Data rows =
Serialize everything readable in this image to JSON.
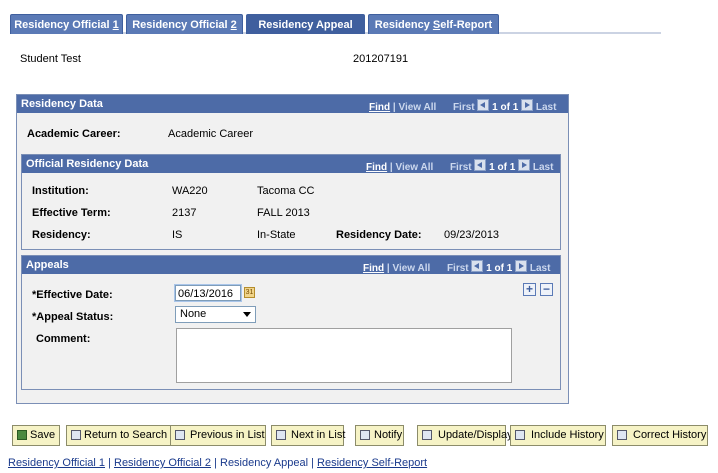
{
  "tabs": [
    {
      "pre": "Residency Official ",
      "key": "1",
      "post": "",
      "active": false
    },
    {
      "pre": "Residency Official ",
      "key": "2",
      "post": "",
      "active": false
    },
    {
      "pre": "Residency Appeal",
      "key": "",
      "post": "",
      "active": true
    },
    {
      "pre": "Residency ",
      "key": "S",
      "post": "elf-Report",
      "active": false
    }
  ],
  "student": {
    "name": "Student Test",
    "id": "201207191"
  },
  "nav": {
    "find": "Find",
    "sep": " | ",
    "view_all": "View All",
    "first": "First",
    "count": "1 of 1",
    "last": "Last"
  },
  "residency_data": {
    "title": "Residency Data",
    "academic_career_label": "Academic Career:",
    "academic_career_value": "Academic Career"
  },
  "official": {
    "title": "Official Residency Data",
    "institution_label": "Institution:",
    "institution_code": "WA220",
    "institution_name": "Tacoma CC",
    "term_label": "Effective Term:",
    "term_code": "2137",
    "term_name": "FALL 2013",
    "residency_label": "Residency:",
    "residency_code": "IS",
    "residency_name": "In-State",
    "residency_date_label": "Residency Date:",
    "residency_date": "09/23/2013"
  },
  "appeals": {
    "title": "Appeals",
    "effective_date_label": "*Effective Date:",
    "effective_date": "06/13/2016",
    "appeal_status_label": "*Appeal Status:",
    "appeal_status": "None",
    "comment_label": "Comment:",
    "comment": ""
  },
  "toolbar": {
    "save": "Save",
    "return_to_search": "Return to Search",
    "previous_in_list": "Previous in List",
    "next_in_list": "Next in List",
    "notify": "Notify",
    "update_display": "Update/Display",
    "include_history": "Include History",
    "correct_history": "Correct History"
  },
  "footer": {
    "official1": "Residency Official 1",
    "official2": "Residency Official 2",
    "appeal": "Residency Appeal",
    "self_report": "Residency Self-Report",
    "sep": " | "
  }
}
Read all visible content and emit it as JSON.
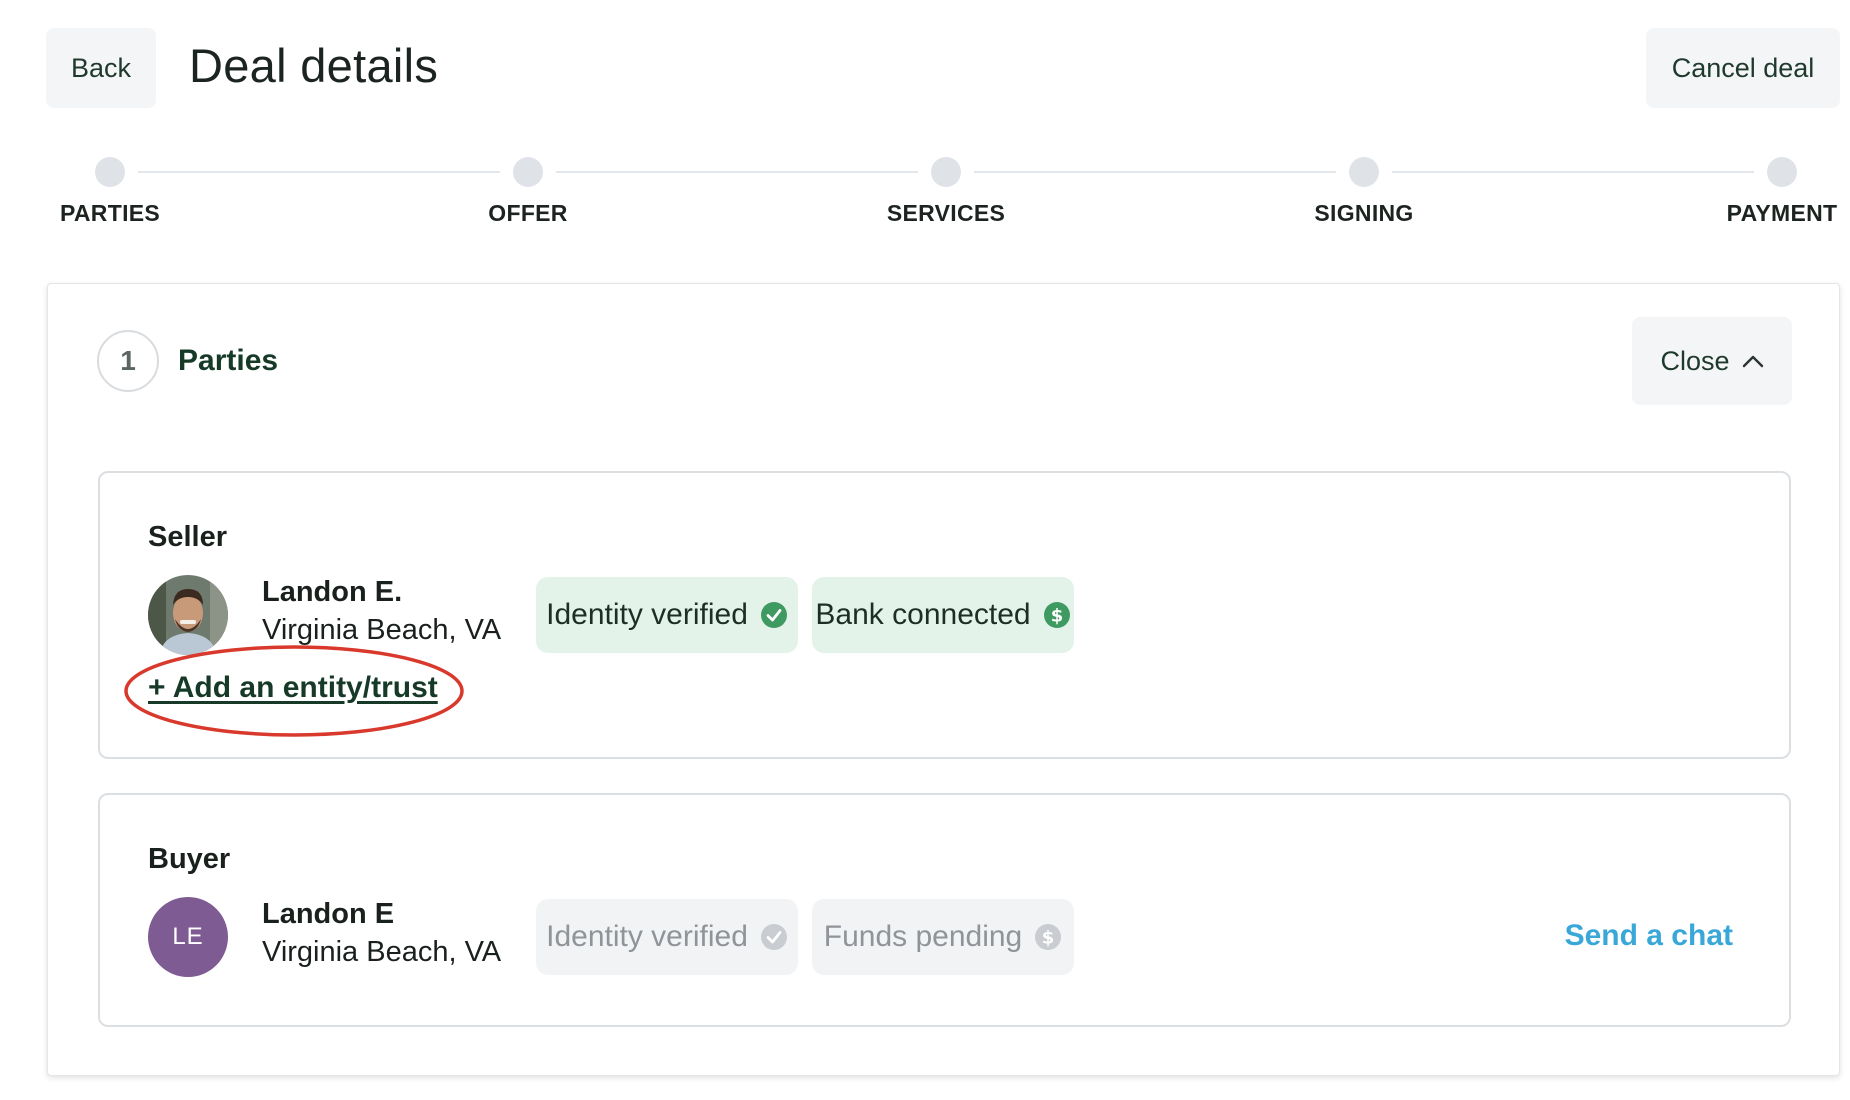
{
  "header": {
    "back_label": "Back",
    "title": "Deal details",
    "cancel_label": "Cancel deal"
  },
  "stepper": {
    "steps": [
      {
        "label": "PARTIES"
      },
      {
        "label": "OFFER"
      },
      {
        "label": "SERVICES"
      },
      {
        "label": "SIGNING"
      },
      {
        "label": "PAYMENT"
      }
    ]
  },
  "section": {
    "number": "1",
    "title": "Parties",
    "close_label": "Close",
    "close_icon": "chevron-up-icon"
  },
  "seller": {
    "role": "Seller",
    "name": "Landon E.",
    "location": "Virginia Beach, VA",
    "avatar": "profile-photo",
    "badges": [
      {
        "label": "Identity verified",
        "icon": "check-circle-icon",
        "status": "complete"
      },
      {
        "label": "Bank connected",
        "icon": "dollar-circle-icon",
        "status": "complete"
      }
    ],
    "add_entity_label": "+ Add an entity/trust"
  },
  "buyer": {
    "role": "Buyer",
    "name": "Landon E",
    "location": "Virginia Beach, VA",
    "avatar_initials": "LE",
    "badges": [
      {
        "label": "Identity verified",
        "icon": "check-circle-icon",
        "status": "pending"
      },
      {
        "label": "Funds pending",
        "icon": "dollar-circle-icon",
        "status": "pending"
      }
    ],
    "chat_label": "Send a chat"
  },
  "colors": {
    "accent_green": "#173a28",
    "verified_green": "#3f9a62",
    "badge_green_bg": "#e3f3ea",
    "badge_gray_bg": "#f2f3f4",
    "link_blue": "#3aa7d9",
    "avatar_purple": "#7e5b92",
    "annotation_red": "#d9392c"
  }
}
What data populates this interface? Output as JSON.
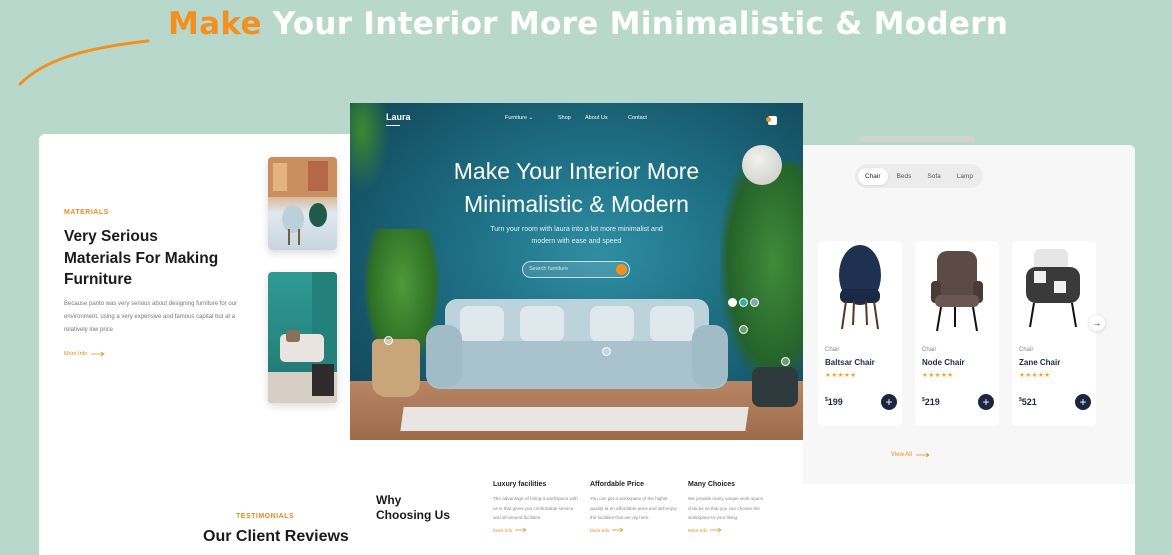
{
  "headline": {
    "accent": "Make",
    "rest": " Your Interior More Minimalistic & Modern"
  },
  "left_card": {
    "materials_tag": "MATERIALS",
    "materials_title": [
      "Very Serious",
      "Materials For Making",
      "Furniture"
    ],
    "materials_body": "Because panto was very serious about designing furniture for our environment, using a very expensive and famous capital but at a relatively low price",
    "more_info": "More Info",
    "testimonials_tag": "TESTIMONIALS",
    "testimonials_title": "Our Client Reviews"
  },
  "hero": {
    "logo": "Laura",
    "nav": [
      "Furniture",
      "Shop",
      "About Us",
      "Contact"
    ],
    "title": [
      "Make Your Interior More",
      "Minimalistic & Modern"
    ],
    "subtitle": [
      "Turn your room with laura into a lot more minimalist and",
      "modern with ease and speed"
    ],
    "search_placeholder": "Search furniture"
  },
  "why": {
    "title": [
      "Why",
      "Choosing Us"
    ],
    "features": [
      {
        "title": "Luxury facilities",
        "body": "The advantage of hiring a workspace with us is that gives you comfortable service and all-around facilities.",
        "link": "More Info"
      },
      {
        "title": "Affordable Price",
        "body": "You can get a workspace of the highst quality at an affordable price and still enjoy the facilities that are oly here.",
        "link": "More Info"
      },
      {
        "title": "Many Choices",
        "body": "We provide many unique work space choices so that you can choose the workspace to your liking.",
        "link": "More Info"
      }
    ]
  },
  "right_card": {
    "tabs": [
      "Chair",
      "Beds",
      "Sofa",
      "Lamp"
    ],
    "active_tab": "Chair",
    "products": [
      {
        "category": "Chair",
        "name": "Baltsar Chair",
        "stars": "★★★★★",
        "currency": "$",
        "price": "199",
        "color": "#1f3150"
      },
      {
        "category": "Chair",
        "name": "Node Chair",
        "stars": "★★★★★",
        "currency": "$",
        "price": "219",
        "color": "#5b4a45"
      },
      {
        "category": "Chair",
        "name": "Zane Chair",
        "stars": "★★★★★",
        "currency": "$",
        "price": "521",
        "color": "#3a3a3a"
      }
    ],
    "view_all": "View All"
  },
  "colors": {
    "accent": "#f3901f",
    "background": "#b9d8cc",
    "navy": "#1d2641"
  }
}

Exercise description =
Repeat each entry exactly as it appears; skip any picture.

Task result =
Serialize everything readable in this image to JSON.
{
  "tabs": [
    {
      "pre": "Residency Official ",
      "key": "1",
      "post": "",
      "active": false
    },
    {
      "pre": "Residency Official ",
      "key": "2",
      "post": "",
      "active": false
    },
    {
      "pre": "Residency Appeal",
      "key": "",
      "post": "",
      "active": true
    },
    {
      "pre": "Residency ",
      "key": "S",
      "post": "elf-Report",
      "active": false
    }
  ],
  "student": {
    "name": "Student Test",
    "id": "201207191"
  },
  "nav": {
    "find": "Find",
    "sep": " | ",
    "view_all": "View All",
    "first": "First",
    "count": "1 of 1",
    "last": "Last"
  },
  "residency_data": {
    "title": "Residency Data",
    "academic_career_label": "Academic Career:",
    "academic_career_value": "Academic Career"
  },
  "official": {
    "title": "Official Residency Data",
    "institution_label": "Institution:",
    "institution_code": "WA220",
    "institution_name": "Tacoma CC",
    "term_label": "Effective Term:",
    "term_code": "2137",
    "term_name": "FALL 2013",
    "residency_label": "Residency:",
    "residency_code": "IS",
    "residency_name": "In-State",
    "residency_date_label": "Residency Date:",
    "residency_date": "09/23/2013"
  },
  "appeals": {
    "title": "Appeals",
    "effective_date_label": "*Effective Date:",
    "effective_date": "06/13/2016",
    "appeal_status_label": "*Appeal Status:",
    "appeal_status": "None",
    "comment_label": "Comment:",
    "comment": ""
  },
  "toolbar": {
    "save": "Save",
    "return_to_search": "Return to Search",
    "previous_in_list": "Previous in List",
    "next_in_list": "Next in List",
    "notify": "Notify",
    "update_display": "Update/Display",
    "include_history": "Include History",
    "correct_history": "Correct History"
  },
  "footer": {
    "official1": "Residency Official 1",
    "official2": "Residency Official 2",
    "appeal": "Residency Appeal",
    "self_report": "Residency Self-Report",
    "sep": " | "
  }
}
Read all visible content and emit it as JSON.
{
  "header": {
    "back_label": "Back",
    "title": "Deal details",
    "cancel_label": "Cancel deal"
  },
  "stepper": {
    "steps": [
      {
        "label": "PARTIES"
      },
      {
        "label": "OFFER"
      },
      {
        "label": "SERVICES"
      },
      {
        "label": "SIGNING"
      },
      {
        "label": "PAYMENT"
      }
    ]
  },
  "section": {
    "number": "1",
    "title": "Parties",
    "close_label": "Close",
    "close_icon": "chevron-up-icon"
  },
  "seller": {
    "role": "Seller",
    "name": "Landon E.",
    "location": "Virginia Beach, VA",
    "avatar": "profile-photo",
    "badges": [
      {
        "label": "Identity verified",
        "icon": "check-circle-icon",
        "status": "complete"
      },
      {
        "label": "Bank connected",
        "icon": "dollar-circle-icon",
        "status": "complete"
      }
    ],
    "add_entity_label": "+ Add an entity/trust"
  },
  "buyer": {
    "role": "Buyer",
    "name": "Landon E",
    "location": "Virginia Beach, VA",
    "avatar_initials": "LE",
    "badges": [
      {
        "label": "Identity verified",
        "icon": "check-circle-icon",
        "status": "pending"
      },
      {
        "label": "Funds pending",
        "icon": "dollar-circle-icon",
        "status": "pending"
      }
    ],
    "chat_label": "Send a chat"
  },
  "colors": {
    "accent_green": "#173a28",
    "verified_green": "#3f9a62",
    "badge_green_bg": "#e3f3ea",
    "badge_gray_bg": "#f2f3f4",
    "link_blue": "#3aa7d9",
    "avatar_purple": "#7e5b92",
    "annotation_red": "#d9392c"
  }
}
What data populates this interface? Output as JSON.
{
  "headline": {
    "accent": "Make",
    "rest": " Your Interior More Minimalistic & Modern"
  },
  "left_card": {
    "materials_tag": "MATERIALS",
    "materials_title": [
      "Very Serious",
      "Materials For Making",
      "Furniture"
    ],
    "materials_body": "Because panto was very serious about designing furniture for our environment, using a very expensive and famous capital but at a relatively low price",
    "more_info": "More Info",
    "testimonials_tag": "TESTIMONIALS",
    "testimonials_title": "Our Client Reviews"
  },
  "hero": {
    "logo": "Laura",
    "nav": [
      "Furniture",
      "Shop",
      "About Us",
      "Contact"
    ],
    "title": [
      "Make Your Interior More",
      "Minimalistic & Modern"
    ],
    "subtitle": [
      "Turn your room with laura into a lot more minimalist and",
      "modern with ease and speed"
    ],
    "search_placeholder": "Search furniture"
  },
  "why": {
    "title": [
      "Why",
      "Choosing Us"
    ],
    "features": [
      {
        "title": "Luxury facilities",
        "body": "The advantage of hiring a workspace with us is that gives you comfortable service and all-around facilities.",
        "link": "More Info"
      },
      {
        "title": "Affordable Price",
        "body": "You can get a workspace of the highst quality at an affordable price and still enjoy the facilities that are oly here.",
        "link": "More Info"
      },
      {
        "title": "Many Choices",
        "body": "We provide many unique work space choices so that you can choose the workspace to your liking.",
        "link": "More Info"
      }
    ]
  },
  "right_card": {
    "tabs": [
      "Chair",
      "Beds",
      "Sofa",
      "Lamp"
    ],
    "active_tab": "Chair",
    "products": [
      {
        "category": "Chair",
        "name": "Baltsar Chair",
        "stars": "★★★★★",
        "currency": "$",
        "price": "199",
        "color": "#1f3150"
      },
      {
        "category": "Chair",
        "name": "Node Chair",
        "stars": "★★★★★",
        "currency": "$",
        "price": "219",
        "color": "#5b4a45"
      },
      {
        "category": "Chair",
        "name": "Zane Chair",
        "stars": "★★★★★",
        "currency": "$",
        "price": "521",
        "color": "#3a3a3a"
      }
    ],
    "view_all": "View All"
  },
  "colors": {
    "accent": "#f3901f",
    "background": "#b9d8cc",
    "navy": "#1d2641"
  }
}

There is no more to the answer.